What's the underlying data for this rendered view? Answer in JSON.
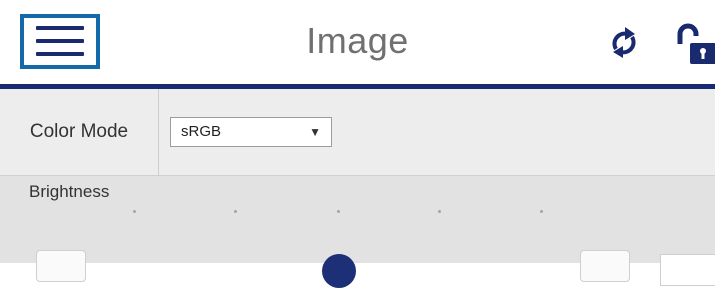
{
  "header": {
    "title": "Image",
    "menu_icon": "hamburger-menu-icon",
    "refresh_icon": "refresh-icon",
    "lock_icon": "unlocked-padlock-icon"
  },
  "colors": {
    "accent": "#172a73",
    "menu_highlight": "#1469a8",
    "title_text": "#707070"
  },
  "color_mode": {
    "label": "Color Mode",
    "selected": "sRGB",
    "dropdown_arrow": "▼"
  },
  "brightness": {
    "label": "Brightness"
  }
}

_YOUR INSTRUCTIONS_. Omit pictures; set down the rest of the material word for word.

_ANSWER BELOW_.
What's the underlying data for this rendered view? Answer in JSON.
{
  "header": {
    "title": "Image",
    "menu_icon": "hamburger-menu-icon",
    "refresh_icon": "refresh-icon",
    "lock_icon": "unlocked-padlock-icon"
  },
  "colors": {
    "accent": "#172a73",
    "menu_highlight": "#1469a8",
    "title_text": "#707070"
  },
  "color_mode": {
    "label": "Color Mode",
    "selected": "sRGB",
    "dropdown_arrow": "▼"
  },
  "brightness": {
    "label": "Brightness"
  }
}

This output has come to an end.